(Saved entries)
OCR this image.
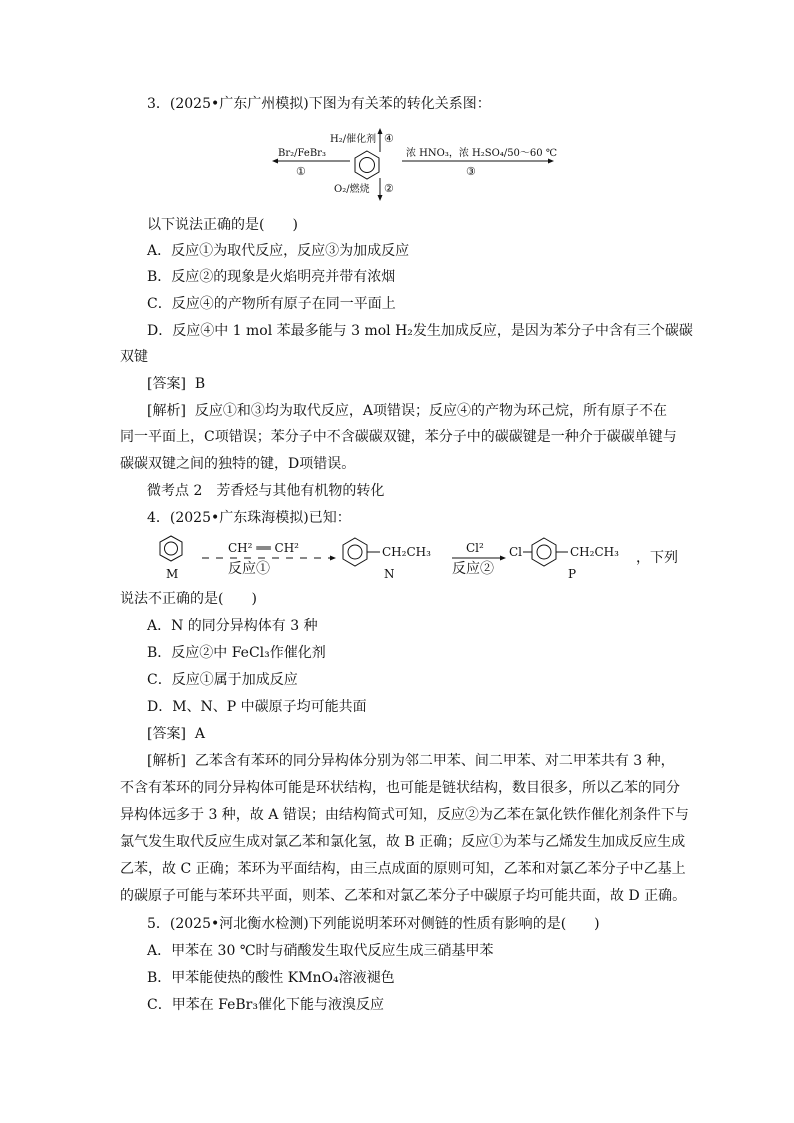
3．(2025•广东广州模拟)下图为有关苯的转化关系图：
H₂/催化剂 ④
Br₂/FeBr₃
①
浓 HNO₃，浓 H₂SO₄/50～60 ℃
③
O₂/燃烧 ②
以下说法正确的是(　　)
A．反应①为取代反应，反应③为加成反应
B．反应②的现象是火焰明亮并带有浓烟
C．反应④的产物所有原子在同一平面上
D．反应④中 1 mol 苯最多能与 3 mol H₂发生加成反应，是因为苯分子中含有三个碳碳
双键
[答案] B
[解析] 反应①和③均为取代反应，A项错误；反应④的产物为环己烷，所有原子不在
同一平面上，C项错误；苯分子中不含碳碳双键，苯分子中的碳碳键是一种介于碳碳单键与
碳碳双键之间的独特的键，D项错误。
微考点 2　芳香烃与其他有机物的转化
4．(2025•广东珠海模拟)已知：
M
CH² ══ CH²
反应①
CH₂CH₃
N
Cl²
反应②
Cl	CH₂CH₃
P
，下列
说法不正确的是(　　)
A．N 的同分异构体有 3 种
B．反应②中 FeCl₃作催化剂
C．反应①属于加成反应
D．M、N、P 中碳原子均可能共面
[答案] A
[解析] 乙苯含有苯环的同分异构体分别为邻二甲苯、间二甲苯、对二甲苯共有 3 种，
不含有苯环的同分异构体可能是环状结构，也可能是链状结构，数目很多，所以乙苯的同分
异构体远多于 3 种，故 A 错误；由结构简式可知，反应②为乙苯在氯化铁作催化剂条件下与
氯气发生取代反应生成对氯乙苯和氯化氢，故 B 正确；反应①为苯与乙烯发生加成反应生成
乙苯，故 C 正确；苯环为平面结构，由三点成面的原则可知，乙苯和对氯乙苯分子中乙基上
的碳原子可能与苯环共平面，则苯、乙苯和对氯乙苯分子中碳原子均可能共面，故 D 正确。
5．(2025•河北衡水检测)下列能说明苯环对侧链的性质有影响的是(　　)
A．甲苯在 30 ℃时与硝酸发生取代反应生成三硝基甲苯
B．甲苯能使热的酸性 KMnO₄溶液褪色
C．甲苯在 FeBr₃催化下能与液溴反应
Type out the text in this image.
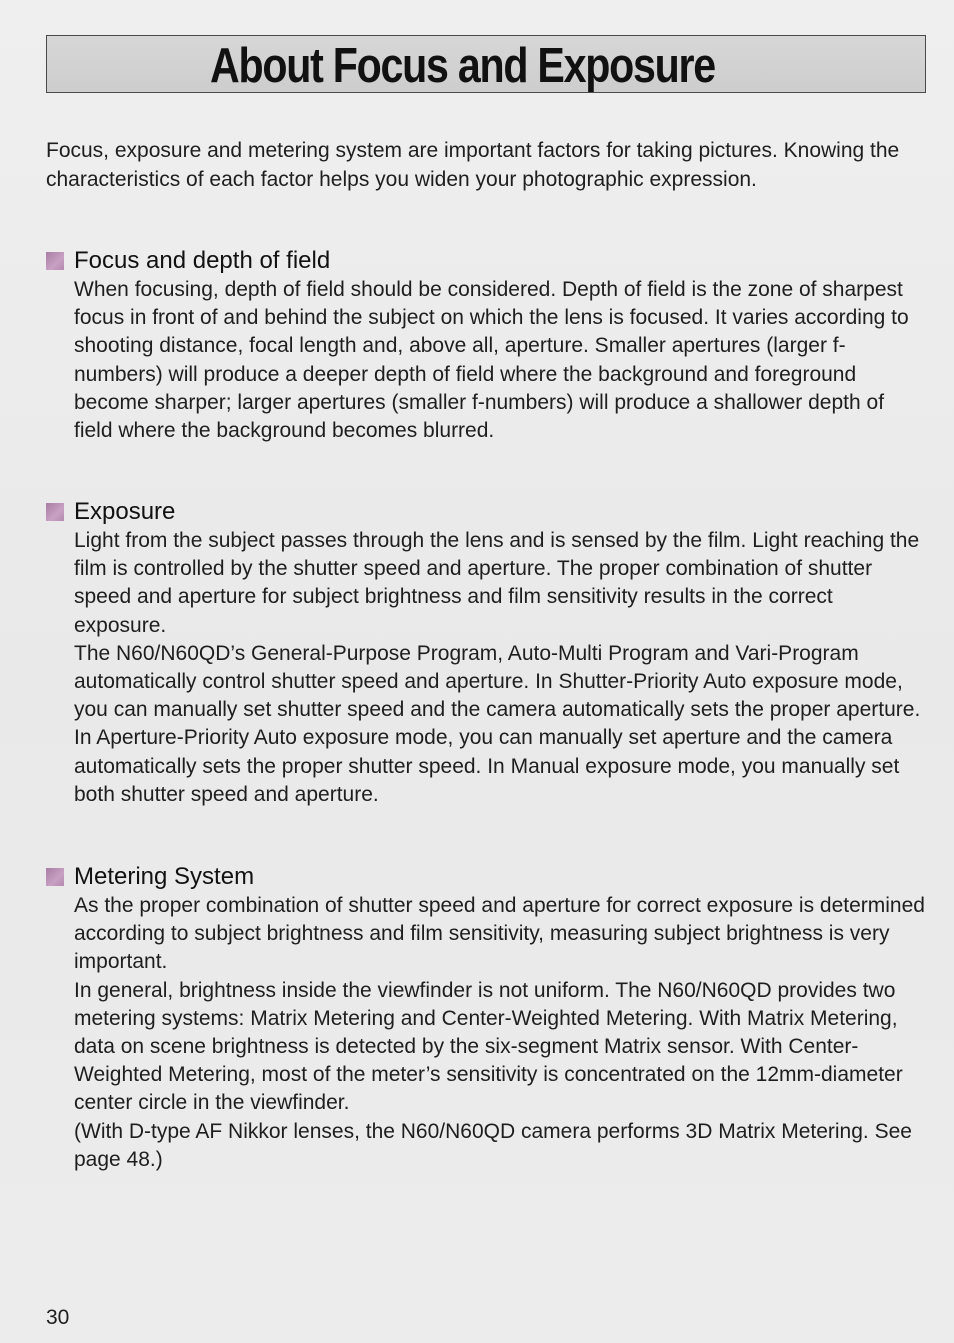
About Focus and Exposure

Focus, exposure and metering system are important factors for taking pictures. Knowing the characteristics of each factor helps you widen your photographic expression.

Focus and depth of field

When focusing, depth of field should be considered. Depth of field is the zone of sharpest focus in front of and behind the subject on which the lens is focused. It varies according to shooting distance, focal length and, above all, aperture. Smaller apertures (larger f-numbers) will produce a deeper depth of field where the background and foreground become sharper; larger apertures (smaller f-numbers) will produce a shallower depth of field where the background becomes blurred.

Exposure

Light from the subject passes through the lens and is sensed by the film. Light reaching the film is controlled by the shutter speed and aperture. The proper combination of shutter speed and aperture for subject brightness and film sensitivity results in the correct exposure.

The N60/N60QD’s General-Purpose Program, Auto-Multi Program and Vari-Program automatically control shutter speed and aperture. In Shutter-Priority Auto exposure mode, you can manually set shutter speed and the camera automatically sets the proper aperture. In Aperture-Priority Auto exposure mode, you can manually set aperture and the camera automatically sets the proper shutter speed. In Manual exposure mode, you manually set both shutter speed and aperture.

Metering System

As the proper combination of shutter speed and aperture for correct exposure is determined according to subject brightness and film sensitivity, measuring subject brightness is very important.

In general, brightness inside the viewfinder is not uniform. The N60/N60QD provides two metering systems: Matrix Metering and Center-Weighted Metering. With Matrix Metering, data on scene brightness is detected by the six-segment Matrix sensor. With Center-Weighted Metering, most of the meter’s sensitivity is concentrated on the 12mm-diameter center circle in the viewfinder.

(With D-type AF Nikkor lenses, the N60/N60QD camera performs 3D Matrix Metering. See page 48.)

30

Exercise: Omit the pictures, then quote the rest of the material above exactly.

Response for this exercise:
OCR this image.
3．(2025•广东广州模拟)下图为有关苯的转化关系图：
H₂/催化剂 ④
Br₂/FeBr₃
①
浓 HNO₃，浓 H₂SO₄/50～60 ℃
③
O₂/燃烧 ②
以下说法正确的是(　　)
A．反应①为取代反应，反应③为加成反应
B．反应②的现象是火焰明亮并带有浓烟
C．反应④的产物所有原子在同一平面上
D．反应④中 1 mol 苯最多能与 3 mol H₂发生加成反应，是因为苯分子中含有三个碳碳
双键
[答案] B
[解析] 反应①和③均为取代反应，A项错误；反应④的产物为环己烷，所有原子不在
同一平面上，C项错误；苯分子中不含碳碳双键，苯分子中的碳碳键是一种介于碳碳单键与
碳碳双键之间的独特的键，D项错误。
微考点 2　芳香烃与其他有机物的转化
4．(2025•广东珠海模拟)已知：
M
CH² ══ CH²
反应①
CH₂CH₃
N
Cl²
反应②
Cl	CH₂CH₃
P
，下列
说法不正确的是(　　)
A．N 的同分异构体有 3 种
B．反应②中 FeCl₃作催化剂
C．反应①属于加成反应
D．M、N、P 中碳原子均可能共面
[答案] A
[解析] 乙苯含有苯环的同分异构体分别为邻二甲苯、间二甲苯、对二甲苯共有 3 种，
不含有苯环的同分异构体可能是环状结构，也可能是链状结构，数目很多，所以乙苯的同分
异构体远多于 3 种，故 A 错误；由结构简式可知，反应②为乙苯在氯化铁作催化剂条件下与
氯气发生取代反应生成对氯乙苯和氯化氢，故 B 正确；反应①为苯与乙烯发生加成反应生成
乙苯，故 C 正确；苯环为平面结构，由三点成面的原则可知，乙苯和对氯乙苯分子中乙基上
的碳原子可能与苯环共平面，则苯、乙苯和对氯乙苯分子中碳原子均可能共面，故 D 正确。
5．(2025•河北衡水检测)下列能说明苯环对侧链的性质有影响的是(　　)
A．甲苯在 30 ℃时与硝酸发生取代反应生成三硝基甲苯
B．甲苯能使热的酸性 KMnO₄溶液褪色
C．甲苯在 FeBr₃催化下能与液溴反应
Type out the text in this image.
About Focus and Exposure

Focus, exposure and metering system are important factors for taking pictures. Knowing the characteristics of each factor helps you widen your photographic expression.

Focus and depth of field

When focusing, depth of field should be considered. Depth of field is the zone of sharpest focus in front of and behind the subject on which the lens is focused. It varies according to shooting distance, focal length and, above all, aperture. Smaller apertures (larger f-numbers) will produce a deeper depth of field where the background and foreground become sharper; larger apertures (smaller f-numbers) will produce a shallower depth of field where the background becomes blurred.

Exposure

Light from the subject passes through the lens and is sensed by the film. Light reaching the film is controlled by the shutter speed and aperture. The proper combination of shutter speed and aperture for subject brightness and film sensitivity results in the correct exposure.

The N60/N60QD’s General-Purpose Program, Auto-Multi Program and Vari-Program automatically control shutter speed and aperture. In Shutter-Priority Auto exposure mode, you can manually set shutter speed and the camera automatically sets the proper aperture. In Aperture-Priority Auto exposure mode, you can manually set aperture and the camera automatically sets the proper shutter speed. In Manual exposure mode, you manually set both shutter speed and aperture.

Metering System

As the proper combination of shutter speed and aperture for correct exposure is determined according to subject brightness and film sensitivity, measuring subject brightness is very important.

In general, brightness inside the viewfinder is not uniform. The N60/N60QD provides two metering systems: Matrix Metering and Center-Weighted Metering. With Matrix Metering, data on scene brightness is detected by the six-segment Matrix sensor. With Center-Weighted Metering, most of the meter’s sensitivity is concentrated on the 12mm-diameter center circle in the viewfinder.

(With D-type AF Nikkor lenses, the N60/N60QD camera performs 3D Matrix Metering. See page 48.)

30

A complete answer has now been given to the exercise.